Aim of the task ->
Reproduce every entry exactly, without alteration.

Exercise materials ->

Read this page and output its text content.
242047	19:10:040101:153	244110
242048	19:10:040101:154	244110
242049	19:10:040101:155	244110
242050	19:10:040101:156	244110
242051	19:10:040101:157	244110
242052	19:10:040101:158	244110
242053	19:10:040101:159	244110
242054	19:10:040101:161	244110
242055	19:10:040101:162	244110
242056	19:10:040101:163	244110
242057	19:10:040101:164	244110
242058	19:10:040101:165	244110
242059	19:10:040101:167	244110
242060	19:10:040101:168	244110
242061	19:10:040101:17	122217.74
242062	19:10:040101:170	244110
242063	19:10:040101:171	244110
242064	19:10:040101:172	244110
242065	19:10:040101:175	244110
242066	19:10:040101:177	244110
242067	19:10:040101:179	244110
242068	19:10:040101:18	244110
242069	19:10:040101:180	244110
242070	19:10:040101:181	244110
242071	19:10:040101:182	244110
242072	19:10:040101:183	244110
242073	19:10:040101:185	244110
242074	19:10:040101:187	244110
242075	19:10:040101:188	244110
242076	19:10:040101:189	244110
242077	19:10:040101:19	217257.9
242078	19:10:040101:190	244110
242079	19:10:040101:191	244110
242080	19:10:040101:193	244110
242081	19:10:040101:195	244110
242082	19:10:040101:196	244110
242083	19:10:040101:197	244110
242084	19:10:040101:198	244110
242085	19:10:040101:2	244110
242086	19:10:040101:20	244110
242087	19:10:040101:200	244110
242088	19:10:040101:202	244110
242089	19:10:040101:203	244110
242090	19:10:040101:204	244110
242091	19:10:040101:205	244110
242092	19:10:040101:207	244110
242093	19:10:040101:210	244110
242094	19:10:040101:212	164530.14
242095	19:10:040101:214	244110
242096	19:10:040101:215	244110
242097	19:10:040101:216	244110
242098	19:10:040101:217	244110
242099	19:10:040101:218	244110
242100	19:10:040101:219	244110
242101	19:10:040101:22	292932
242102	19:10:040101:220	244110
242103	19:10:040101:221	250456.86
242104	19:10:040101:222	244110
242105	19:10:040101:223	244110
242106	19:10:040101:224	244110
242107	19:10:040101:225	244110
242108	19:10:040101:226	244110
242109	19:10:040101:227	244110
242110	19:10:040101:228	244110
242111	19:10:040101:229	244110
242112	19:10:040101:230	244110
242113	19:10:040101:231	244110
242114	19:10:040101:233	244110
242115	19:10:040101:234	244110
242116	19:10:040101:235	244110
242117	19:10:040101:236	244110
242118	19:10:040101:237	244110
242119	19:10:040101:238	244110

Result of the task ->
Read this page and output its text content.
242047	19:10:040101:153	244110
242048	19:10:040101:154	244110
242049	19:10:040101:155	244110
242050	19:10:040101:156	244110
242051	19:10:040101:157	244110
242052	19:10:040101:158	244110
242053	19:10:040101:159	244110
242054	19:10:040101:161	244110
242055	19:10:040101:162	244110
242056	19:10:040101:163	244110
242057	19:10:040101:164	244110
242058	19:10:040101:165	244110
242059	19:10:040101:167	244110
242060	19:10:040101:168	244110
242061	19:10:040101:17	122217.74
242062	19:10:040101:170	244110
242063	19:10:040101:171	244110
242064	19:10:040101:172	244110
242065	19:10:040101:175	244110
242066	19:10:040101:177	244110
242067	19:10:040101:179	244110
242068	19:10:040101:18	244110
242069	19:10:040101:180	244110
242070	19:10:040101:181	244110
242071	19:10:040101:182	244110
242072	19:10:040101:183	244110
242073	19:10:040101:185	244110
242074	19:10:040101:187	244110
242075	19:10:040101:188	244110
242076	19:10:040101:189	244110
242077	19:10:040101:19	217257.9
242078	19:10:040101:190	244110
242079	19:10:040101:191	244110
242080	19:10:040101:193	244110
242081	19:10:040101:195	244110
242082	19:10:040101:196	244110
242083	19:10:040101:197	244110
242084	19:10:040101:198	244110
242085	19:10:040101:2	244110
242086	19:10:040101:20	244110
242087	19:10:040101:200	244110
242088	19:10:040101:202	244110
242089	19:10:040101:203	244110
242090	19:10:040101:204	244110
242091	19:10:040101:205	244110
242092	19:10:040101:207	244110
242093	19:10:040101:210	244110
242094	19:10:040101:212	164530.14
242095	19:10:040101:214	244110
242096	19:10:040101:215	244110
242097	19:10:040101:216	244110
242098	19:10:040101:217	244110
242099	19:10:040101:218	244110
242100	19:10:040101:219	244110
242101	19:10:040101:22	292932
242102	19:10:040101:220	244110
242103	19:10:040101:221	250456.86
242104	19:10:040101:222	244110
242105	19:10:040101:223	244110
242106	19:10:040101:224	244110
242107	19:10:040101:225	244110
242108	19:10:040101:226	244110
242109	19:10:040101:227	244110
242110	19:10:040101:228	244110
242111	19:10:040101:229	244110
242112	19:10:040101:230	244110
242113	19:10:040101:231	244110
242114	19:10:040101:233	244110
242115	19:10:040101:234	244110
242116	19:10:040101:235	244110
242117	19:10:040101:236	244110
242118	19:10:040101:237	244110
242119	19:10:040101:238	244110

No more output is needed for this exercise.